- _Work to be completed_: Here are some records. Copy each one exactly.

-*-

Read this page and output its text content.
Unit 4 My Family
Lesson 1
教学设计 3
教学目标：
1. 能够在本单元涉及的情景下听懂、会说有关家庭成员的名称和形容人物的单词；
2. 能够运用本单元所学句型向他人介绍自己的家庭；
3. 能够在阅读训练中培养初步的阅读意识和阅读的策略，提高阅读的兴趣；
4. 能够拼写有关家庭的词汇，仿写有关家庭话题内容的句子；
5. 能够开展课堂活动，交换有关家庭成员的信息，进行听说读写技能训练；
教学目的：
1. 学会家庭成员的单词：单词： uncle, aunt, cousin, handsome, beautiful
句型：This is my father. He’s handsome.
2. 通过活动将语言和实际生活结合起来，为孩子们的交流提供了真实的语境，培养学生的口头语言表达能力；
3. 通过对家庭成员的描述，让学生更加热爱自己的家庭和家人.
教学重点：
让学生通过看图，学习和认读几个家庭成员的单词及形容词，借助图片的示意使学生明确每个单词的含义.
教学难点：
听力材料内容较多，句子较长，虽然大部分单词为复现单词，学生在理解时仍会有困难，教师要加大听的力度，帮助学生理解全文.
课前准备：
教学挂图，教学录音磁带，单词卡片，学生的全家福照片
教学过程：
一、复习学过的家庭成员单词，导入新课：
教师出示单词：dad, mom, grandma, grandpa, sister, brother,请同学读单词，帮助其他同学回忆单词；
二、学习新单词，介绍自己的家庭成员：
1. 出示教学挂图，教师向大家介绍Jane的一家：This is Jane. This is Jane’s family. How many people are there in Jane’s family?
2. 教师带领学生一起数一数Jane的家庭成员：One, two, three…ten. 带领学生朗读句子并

-*-

- _Correct result_:
Read this page and output its text content.
Unit 4 My Family
Lesson 1
教学设计 3
教学目标：
1. 能够在本单元涉及的情景下听懂、会说有关家庭成员的名称和形容人物的单词；
2. 能够运用本单元所学句型向他人介绍自己的家庭；
3. 能够在阅读训练中培养初步的阅读意识和阅读的策略，提高阅读的兴趣；
4. 能够拼写有关家庭的词汇，仿写有关家庭话题内容的句子；
5. 能够开展课堂活动，交换有关家庭成员的信息，进行听说读写技能训练；
教学目的：
1. 学会家庭成员的单词：单词： uncle, aunt, cousin, handsome, beautiful
句型：This is my father. He’s handsome.
2. 通过活动将语言和实际生活结合起来，为孩子们的交流提供了真实的语境，培养学生的口头语言表达能力；
3. 通过对家庭成员的描述，让学生更加热爱自己的家庭和家人.
教学重点：
让学生通过看图，学习和认读几个家庭成员的单词及形容词，借助图片的示意使学生明确每个单词的含义.
教学难点：
听力材料内容较多，句子较长，虽然大部分单词为复现单词，学生在理解时仍会有困难，教师要加大听的力度，帮助学生理解全文.
课前准备：
教学挂图，教学录音磁带，单词卡片，学生的全家福照片
教学过程：
一、复习学过的家庭成员单词，导入新课：
教师出示单词：dad, mom, grandma, grandpa, sister, brother,请同学读单词，帮助其他同学回忆单词；
二、学习新单词，介绍自己的家庭成员：
1. 出示教学挂图，教师向大家介绍Jane的一家：This is Jane. This is Jane’s family. How many people are there in Jane’s family?
2. 教师带领学生一起数一数Jane的家庭成员：One, two, three…ten. 带领学生朗读句子并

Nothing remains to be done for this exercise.